The problem: Only a number is wanted: how many lines in these records contain the word "propagation"?
**** Source material ****
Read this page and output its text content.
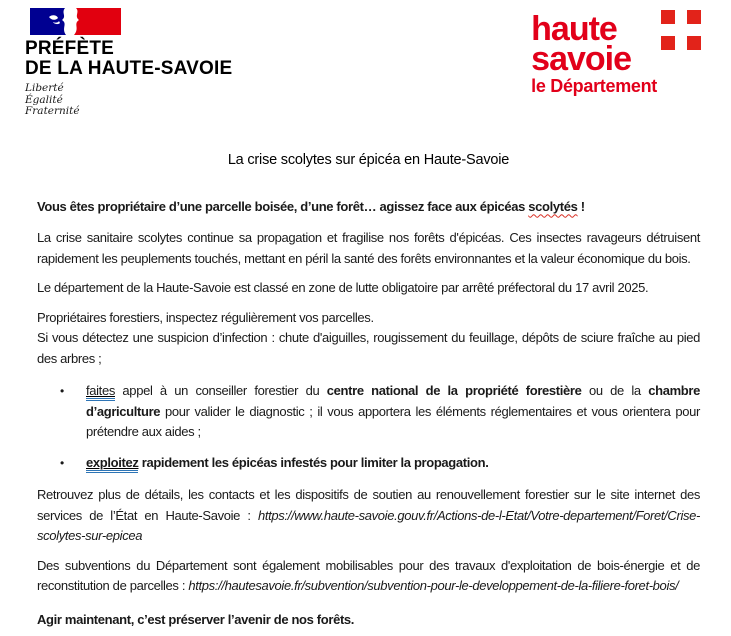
PRÉFÈTE
DE LA HAUTE-SAVOIE
Liberté
Égalité
Fraternité
haute
savoie
le Département
La crise scolytes sur épicéa en Haute-Savoie

Vous êtes propriétaire d’une parcelle boisée, d’une forêt… agissez face aux épicéas scolytés !

La crise sanitaire scolytes continue sa propagation et fragilise nos forêts d'épicéas. Ces insectes ravageurs détruisent rapidement les peuplements touchés, mettant en péril la santé des forêts environnantes et la valeur économique du bois.

Le département de la Haute-Savoie est classé en zone de lutte obligatoire par arrêté préfectoral du 17 avril 2025.

Propriétaires forestiers, inspectez régulièrement vos parcelles.
Si vous détectez une suspicion d’infection : chute d'aiguilles, rougissement du feuillage, dépôts de sciure fraîche au pied des arbres ;

•	faites appel à un conseiller forestier du centre national de la propriété forestière ou de la chambre d’agriculture pour valider le diagnostic ; il vous apportera les éléments réglementaires et vous orientera pour prétendre aux aides ;
•	exploitez rapidement les épicéas infestés pour limiter la propagation.

Retrouvez plus de détails, les contacts et les dispositifs de soutien au renouvellement forestier sur le site internet des services de l’État en Haute-Savoie : https://www.haute-savoie.gouv.fr/Actions-de-l-Etat/Votre-departement/Foret/Crise-scolytes-sur-epicea

Des subventions du Département sont également mobilisables pour des travaux d'exploitation de bois-énergie et de reconstitution de parcelles : https://hautesavoie.fr/subvention/subvention-pour-le-developpement-de-la-filiere-foret-bois/

Agir maintenant, c’est préserver l’avenir de nos forêts.
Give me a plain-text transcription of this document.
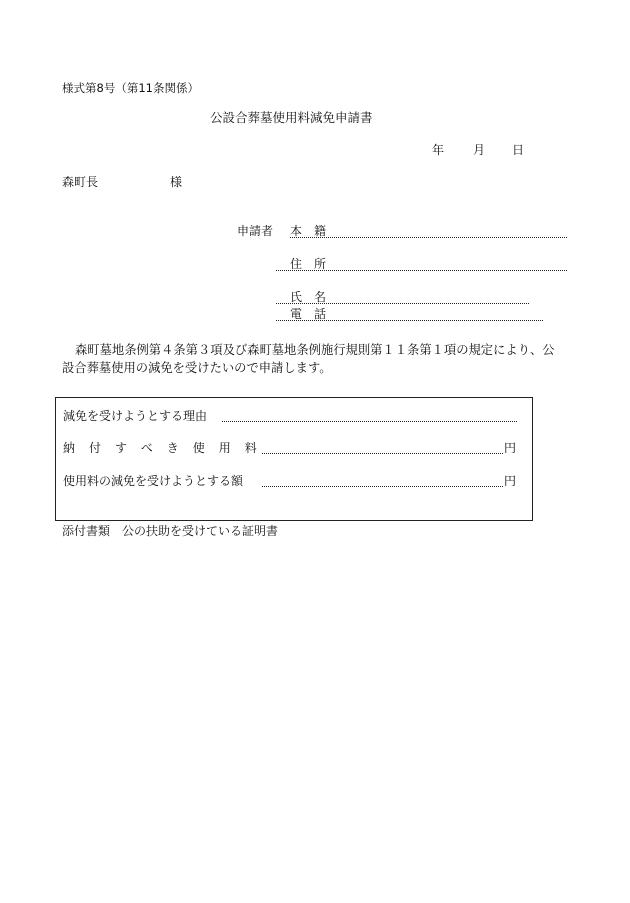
様式第8号（第11条関係）
公設合葬墓使用料減免申請書
年 月 日
森町長	様
申請者 本　籍
住　所
氏　名
電　話
森町墓地条例第４条第３項及び森町墓地条例施行規則第１１条第１項の規定により、公設合葬墓使用の減免を受けたいので申請します。
減免を受けようとする理由
納付すべき使用料	円
使用料の減免を受けようとする額	円
添付書類　公の扶助を受けている証明書
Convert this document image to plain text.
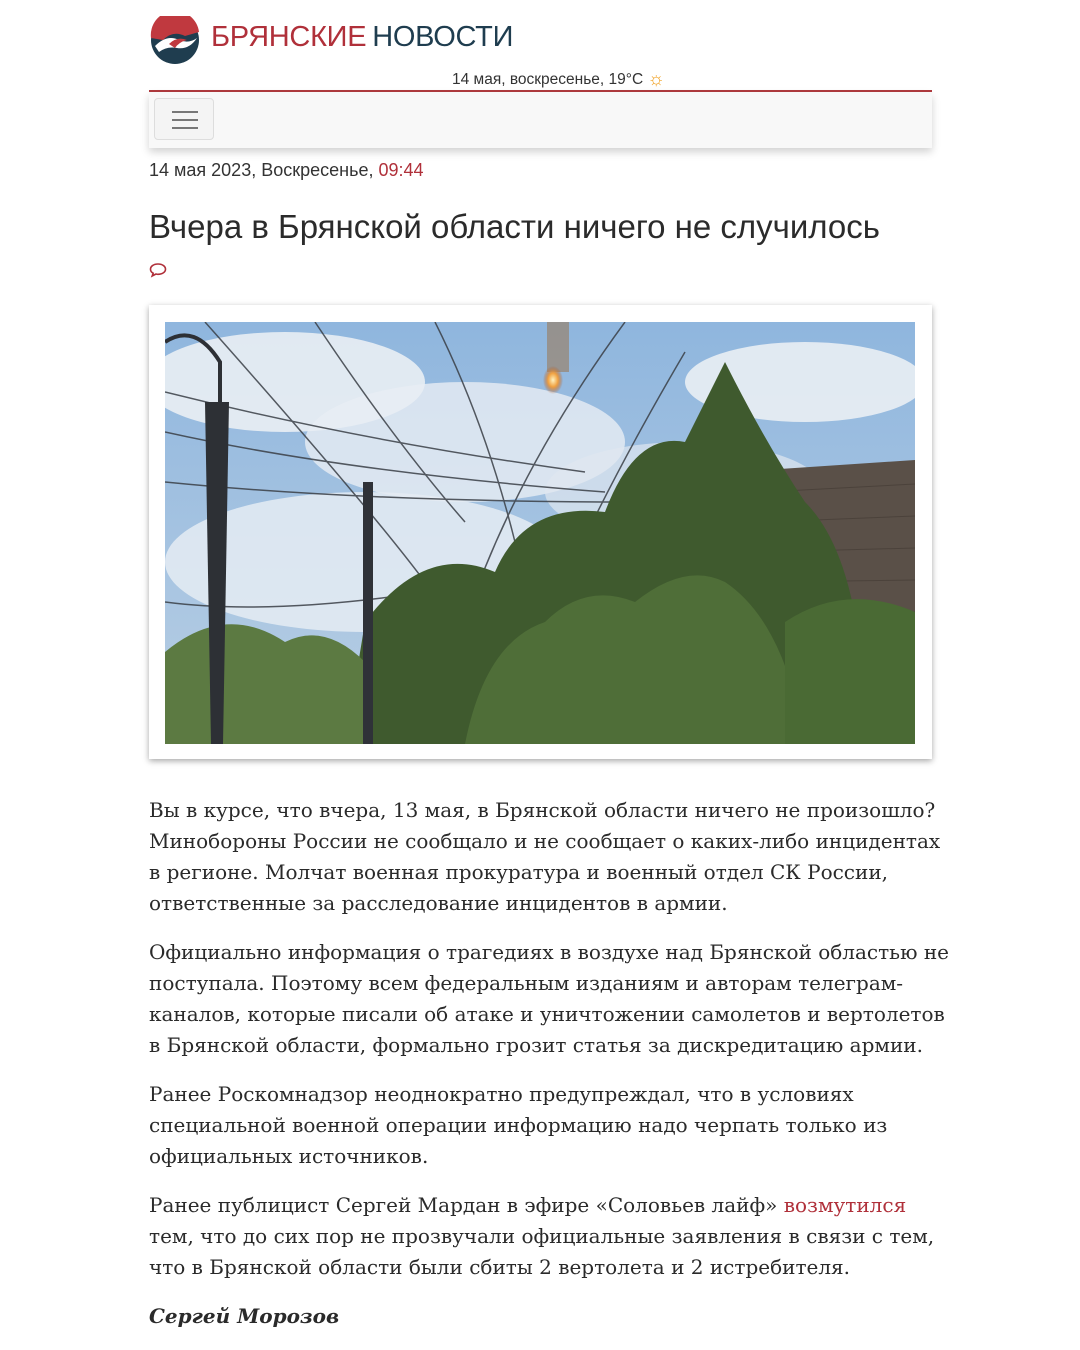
БРЯНСКИЕ НОВОСТИ
14 мая, воскресенье, 19°C ☼
14 мая 2023, Воскресенье, 09:44
Вчера в Брянской области ничего не случилось

Вы в курсе, что вчера, 13 мая, в Брянской области ничего не произошло? Минобороны России не сообщало и не сообщает о каких-либо инцидентах в регионе. Молчат военная прокуратура и военный отдел СК России, ответственные за расследование инцидентов в армии.

Официально информация о трагедиях в воздухе над Брянской областью не поступала. Поэтому всем федеральным изданиям и авторам телеграм-каналов, которые писали об атаке и уничтожении самолетов и вертолетов в Брянской области, формально грозит статья за дискредитацию армии.

Ранее Роскомнадзор неоднократно предупреждал, что в условиях специальной военной операции информацию надо черпать только из официальных источников.

Ранее публицист Сергей Мардан в эфире «Соловьев лайф» возмутился тем, что до сих пор не прозвучали официальные заявления в связи с тем, что в Брянской области были сбиты 2 вертолета и 2 истребителя.

Сергей Морозов
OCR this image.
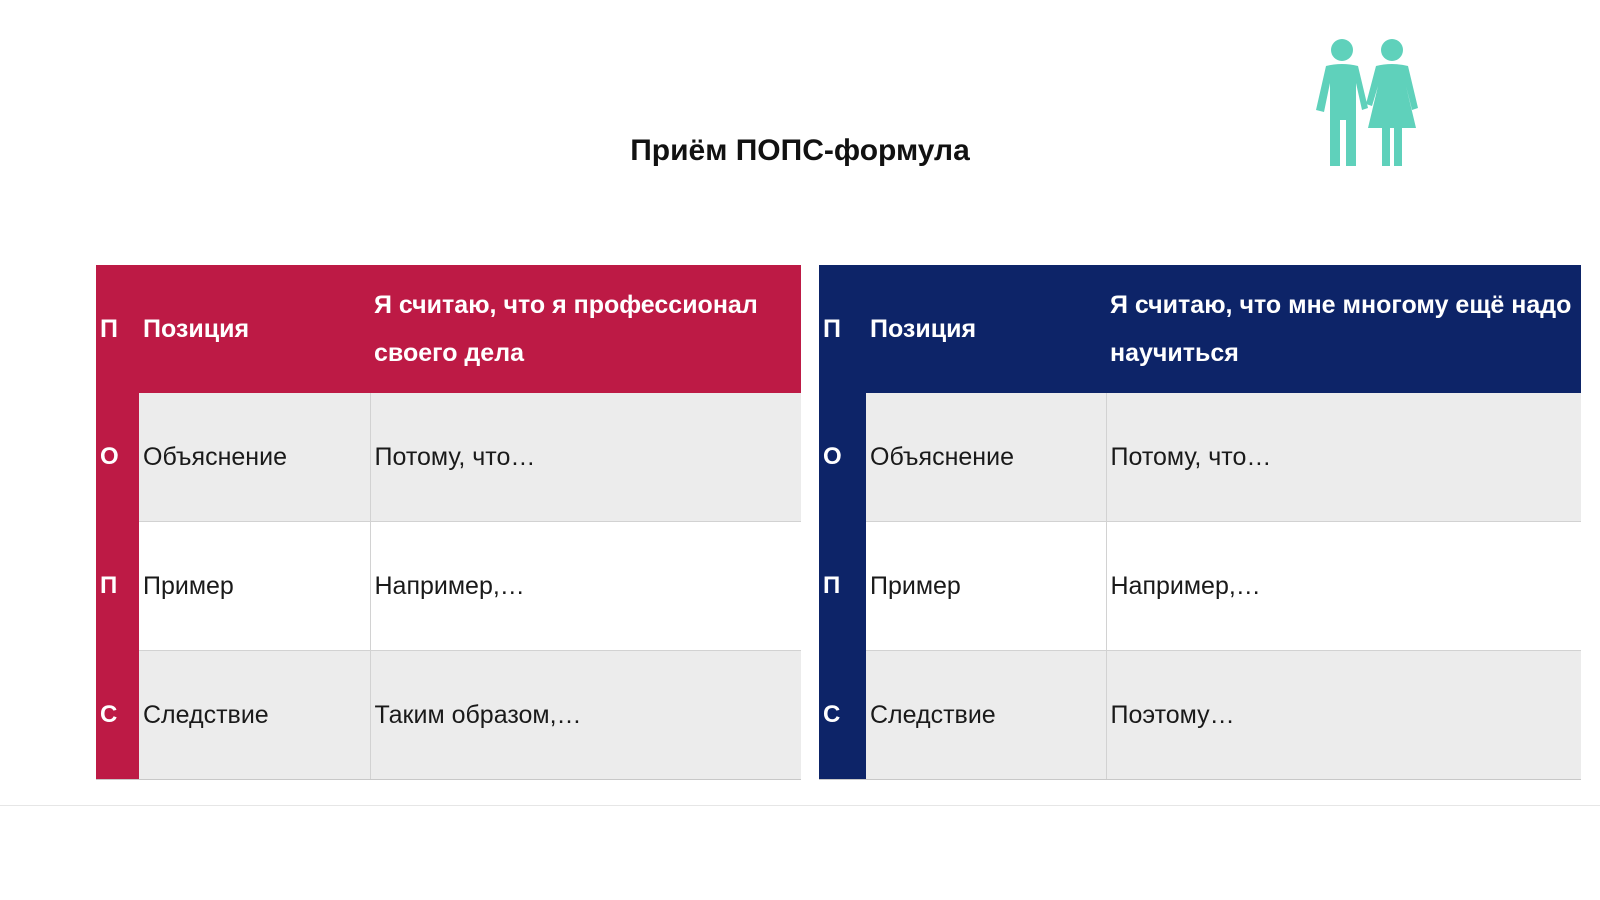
Приём ПОПС-формула
П	Позиция	Я считаю, что я профессионал своего дела
О	Объяснение	Потому, что…
П	Пример	Например,…
С	Следствие	Таким образом,…
П	Позиция	Я считаю, что мне многому ещё надо научиться
О	Объяснение	Потому, что…
П	Пример	Например,…
С	Следствие	Поэтому…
****
Task response: 2